Problem statement
Assemble all lines in which the string "quality" appears.

======== Exercise material ========

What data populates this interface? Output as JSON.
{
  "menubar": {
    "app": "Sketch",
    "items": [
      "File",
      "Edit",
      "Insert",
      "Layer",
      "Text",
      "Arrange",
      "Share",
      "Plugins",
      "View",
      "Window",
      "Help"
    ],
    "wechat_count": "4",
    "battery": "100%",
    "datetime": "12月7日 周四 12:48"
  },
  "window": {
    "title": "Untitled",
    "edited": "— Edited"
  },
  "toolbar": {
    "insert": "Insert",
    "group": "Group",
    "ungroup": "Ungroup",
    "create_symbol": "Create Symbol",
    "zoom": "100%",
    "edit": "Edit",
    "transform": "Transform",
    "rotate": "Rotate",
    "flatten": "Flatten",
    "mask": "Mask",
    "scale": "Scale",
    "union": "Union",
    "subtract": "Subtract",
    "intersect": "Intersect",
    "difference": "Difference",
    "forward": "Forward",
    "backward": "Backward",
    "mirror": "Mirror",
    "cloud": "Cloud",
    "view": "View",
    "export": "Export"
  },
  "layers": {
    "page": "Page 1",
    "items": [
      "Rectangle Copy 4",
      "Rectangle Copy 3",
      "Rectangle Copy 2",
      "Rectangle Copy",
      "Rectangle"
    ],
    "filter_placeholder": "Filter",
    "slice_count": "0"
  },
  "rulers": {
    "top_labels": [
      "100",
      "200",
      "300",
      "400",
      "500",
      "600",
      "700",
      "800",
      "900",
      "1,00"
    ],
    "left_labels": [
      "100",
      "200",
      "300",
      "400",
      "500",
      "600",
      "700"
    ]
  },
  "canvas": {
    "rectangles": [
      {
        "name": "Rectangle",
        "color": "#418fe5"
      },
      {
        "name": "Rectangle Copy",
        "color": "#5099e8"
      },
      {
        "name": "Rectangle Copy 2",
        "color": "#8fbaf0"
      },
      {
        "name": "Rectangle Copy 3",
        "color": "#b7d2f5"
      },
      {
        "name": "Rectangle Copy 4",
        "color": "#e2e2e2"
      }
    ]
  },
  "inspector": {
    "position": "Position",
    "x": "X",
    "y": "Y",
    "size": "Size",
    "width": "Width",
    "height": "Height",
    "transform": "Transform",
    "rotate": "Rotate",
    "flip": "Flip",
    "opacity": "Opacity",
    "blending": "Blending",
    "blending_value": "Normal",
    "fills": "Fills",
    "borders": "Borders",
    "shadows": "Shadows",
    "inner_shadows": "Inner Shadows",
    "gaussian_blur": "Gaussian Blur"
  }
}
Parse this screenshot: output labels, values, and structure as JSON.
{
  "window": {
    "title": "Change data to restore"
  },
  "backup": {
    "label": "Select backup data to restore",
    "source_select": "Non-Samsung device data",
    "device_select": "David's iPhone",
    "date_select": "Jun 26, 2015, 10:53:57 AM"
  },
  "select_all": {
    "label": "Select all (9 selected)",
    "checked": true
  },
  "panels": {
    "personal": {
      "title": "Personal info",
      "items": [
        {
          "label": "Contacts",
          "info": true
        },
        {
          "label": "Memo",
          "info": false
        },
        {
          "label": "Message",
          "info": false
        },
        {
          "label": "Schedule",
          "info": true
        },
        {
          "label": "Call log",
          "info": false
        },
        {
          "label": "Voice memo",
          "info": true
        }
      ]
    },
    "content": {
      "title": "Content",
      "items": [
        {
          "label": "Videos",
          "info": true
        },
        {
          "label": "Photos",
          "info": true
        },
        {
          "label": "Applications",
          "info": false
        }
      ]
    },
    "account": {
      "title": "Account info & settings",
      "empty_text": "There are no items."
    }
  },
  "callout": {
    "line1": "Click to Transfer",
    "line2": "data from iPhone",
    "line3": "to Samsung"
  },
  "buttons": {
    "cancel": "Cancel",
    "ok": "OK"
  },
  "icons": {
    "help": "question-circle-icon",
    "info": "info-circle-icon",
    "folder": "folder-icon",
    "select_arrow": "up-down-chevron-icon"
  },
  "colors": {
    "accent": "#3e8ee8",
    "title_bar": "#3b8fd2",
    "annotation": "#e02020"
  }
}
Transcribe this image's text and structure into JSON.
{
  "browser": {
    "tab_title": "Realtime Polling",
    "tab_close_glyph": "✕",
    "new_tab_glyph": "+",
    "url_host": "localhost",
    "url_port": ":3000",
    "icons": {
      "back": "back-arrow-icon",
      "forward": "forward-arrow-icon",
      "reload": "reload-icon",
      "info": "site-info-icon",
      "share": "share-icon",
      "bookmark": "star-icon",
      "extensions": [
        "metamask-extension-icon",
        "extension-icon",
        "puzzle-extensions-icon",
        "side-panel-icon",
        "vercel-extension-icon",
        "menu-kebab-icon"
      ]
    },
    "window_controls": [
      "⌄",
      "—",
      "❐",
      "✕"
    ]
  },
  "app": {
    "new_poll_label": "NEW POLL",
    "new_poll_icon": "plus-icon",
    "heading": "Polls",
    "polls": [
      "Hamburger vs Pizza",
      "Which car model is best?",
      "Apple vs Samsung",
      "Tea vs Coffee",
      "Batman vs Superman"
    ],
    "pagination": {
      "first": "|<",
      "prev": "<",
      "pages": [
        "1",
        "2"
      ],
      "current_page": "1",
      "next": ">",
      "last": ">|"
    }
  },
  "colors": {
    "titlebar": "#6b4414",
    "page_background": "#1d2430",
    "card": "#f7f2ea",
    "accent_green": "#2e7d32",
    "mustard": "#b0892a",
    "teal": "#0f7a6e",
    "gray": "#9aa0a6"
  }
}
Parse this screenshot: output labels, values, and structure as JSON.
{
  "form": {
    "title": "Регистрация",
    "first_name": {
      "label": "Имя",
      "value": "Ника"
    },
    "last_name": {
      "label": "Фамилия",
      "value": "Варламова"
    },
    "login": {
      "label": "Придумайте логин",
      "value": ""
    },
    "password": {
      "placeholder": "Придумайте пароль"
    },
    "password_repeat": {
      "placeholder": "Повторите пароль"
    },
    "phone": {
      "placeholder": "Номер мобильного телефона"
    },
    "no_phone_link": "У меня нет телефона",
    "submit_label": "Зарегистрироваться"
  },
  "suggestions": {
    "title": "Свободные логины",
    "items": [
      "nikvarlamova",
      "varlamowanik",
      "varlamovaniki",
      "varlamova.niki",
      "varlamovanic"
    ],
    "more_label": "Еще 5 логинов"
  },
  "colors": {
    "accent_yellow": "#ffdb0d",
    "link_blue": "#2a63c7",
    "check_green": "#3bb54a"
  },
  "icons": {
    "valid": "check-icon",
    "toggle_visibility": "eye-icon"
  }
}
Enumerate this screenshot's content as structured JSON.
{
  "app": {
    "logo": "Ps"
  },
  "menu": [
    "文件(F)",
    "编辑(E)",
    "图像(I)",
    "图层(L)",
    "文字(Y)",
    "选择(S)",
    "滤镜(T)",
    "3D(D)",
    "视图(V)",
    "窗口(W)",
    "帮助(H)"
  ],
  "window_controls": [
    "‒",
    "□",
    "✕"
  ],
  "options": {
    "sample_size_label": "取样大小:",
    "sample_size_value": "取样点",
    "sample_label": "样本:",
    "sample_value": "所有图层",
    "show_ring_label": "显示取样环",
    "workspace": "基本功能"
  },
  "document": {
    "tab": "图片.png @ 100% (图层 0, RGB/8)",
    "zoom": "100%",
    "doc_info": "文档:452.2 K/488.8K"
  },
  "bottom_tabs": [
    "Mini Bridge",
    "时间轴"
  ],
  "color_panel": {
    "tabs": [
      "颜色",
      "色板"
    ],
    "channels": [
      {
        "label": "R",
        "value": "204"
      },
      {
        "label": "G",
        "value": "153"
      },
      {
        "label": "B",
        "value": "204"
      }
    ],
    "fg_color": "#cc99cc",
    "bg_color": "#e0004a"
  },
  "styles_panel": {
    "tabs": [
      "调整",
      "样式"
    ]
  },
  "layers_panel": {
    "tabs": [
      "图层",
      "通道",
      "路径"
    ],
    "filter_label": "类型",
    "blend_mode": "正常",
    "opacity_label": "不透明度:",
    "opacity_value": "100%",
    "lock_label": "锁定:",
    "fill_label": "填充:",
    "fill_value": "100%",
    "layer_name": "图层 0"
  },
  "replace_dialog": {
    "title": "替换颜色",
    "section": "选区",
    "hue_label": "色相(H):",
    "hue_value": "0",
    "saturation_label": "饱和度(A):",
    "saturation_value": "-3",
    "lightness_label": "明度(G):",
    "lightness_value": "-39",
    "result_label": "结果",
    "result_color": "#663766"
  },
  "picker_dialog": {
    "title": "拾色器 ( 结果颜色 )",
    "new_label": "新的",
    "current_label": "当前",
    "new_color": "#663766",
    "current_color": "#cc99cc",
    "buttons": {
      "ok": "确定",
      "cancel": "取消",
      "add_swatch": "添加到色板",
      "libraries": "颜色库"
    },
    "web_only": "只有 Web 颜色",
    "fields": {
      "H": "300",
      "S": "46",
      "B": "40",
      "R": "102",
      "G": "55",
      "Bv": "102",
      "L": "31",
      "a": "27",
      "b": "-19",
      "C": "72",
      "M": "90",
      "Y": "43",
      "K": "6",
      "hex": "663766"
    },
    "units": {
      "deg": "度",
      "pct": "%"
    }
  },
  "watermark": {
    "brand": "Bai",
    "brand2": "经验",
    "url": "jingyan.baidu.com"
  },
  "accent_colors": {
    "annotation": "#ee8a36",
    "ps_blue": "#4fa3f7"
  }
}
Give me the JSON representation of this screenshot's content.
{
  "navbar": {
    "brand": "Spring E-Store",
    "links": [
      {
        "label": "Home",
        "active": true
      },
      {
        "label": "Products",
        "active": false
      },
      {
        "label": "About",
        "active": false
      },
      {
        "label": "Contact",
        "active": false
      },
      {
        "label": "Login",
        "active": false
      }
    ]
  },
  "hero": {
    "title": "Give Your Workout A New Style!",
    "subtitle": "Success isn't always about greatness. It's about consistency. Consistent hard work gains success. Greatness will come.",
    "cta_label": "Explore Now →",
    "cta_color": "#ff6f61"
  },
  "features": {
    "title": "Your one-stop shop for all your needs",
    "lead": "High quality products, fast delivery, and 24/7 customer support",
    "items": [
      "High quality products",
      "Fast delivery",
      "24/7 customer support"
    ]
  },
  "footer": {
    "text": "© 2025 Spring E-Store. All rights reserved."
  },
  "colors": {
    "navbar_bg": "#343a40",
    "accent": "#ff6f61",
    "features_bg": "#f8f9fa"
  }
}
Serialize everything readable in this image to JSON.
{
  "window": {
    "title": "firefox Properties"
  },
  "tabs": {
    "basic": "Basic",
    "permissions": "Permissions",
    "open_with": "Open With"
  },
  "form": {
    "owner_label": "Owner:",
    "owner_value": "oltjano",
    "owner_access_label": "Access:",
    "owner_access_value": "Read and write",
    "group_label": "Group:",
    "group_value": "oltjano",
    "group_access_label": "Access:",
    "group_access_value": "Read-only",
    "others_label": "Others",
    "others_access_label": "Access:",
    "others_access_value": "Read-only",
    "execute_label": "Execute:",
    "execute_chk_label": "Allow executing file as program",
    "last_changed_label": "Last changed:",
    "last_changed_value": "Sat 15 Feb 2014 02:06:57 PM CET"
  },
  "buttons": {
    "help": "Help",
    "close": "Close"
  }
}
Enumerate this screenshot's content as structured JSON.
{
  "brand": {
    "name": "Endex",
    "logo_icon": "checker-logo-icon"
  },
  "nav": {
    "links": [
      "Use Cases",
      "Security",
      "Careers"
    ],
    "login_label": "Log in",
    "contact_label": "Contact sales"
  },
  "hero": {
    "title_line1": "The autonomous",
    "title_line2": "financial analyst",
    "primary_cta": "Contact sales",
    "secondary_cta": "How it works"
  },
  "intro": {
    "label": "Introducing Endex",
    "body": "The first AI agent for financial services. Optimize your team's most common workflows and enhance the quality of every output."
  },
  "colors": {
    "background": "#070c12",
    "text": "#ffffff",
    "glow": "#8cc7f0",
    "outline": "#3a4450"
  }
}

========

Correct answer
    "lead": "High quality products, fast delivery, and 24/7 customer support",
      "High quality products",
    "body": "The first AI agent for financial services. Optimize your team's most common workflows and enhance the quality of every output."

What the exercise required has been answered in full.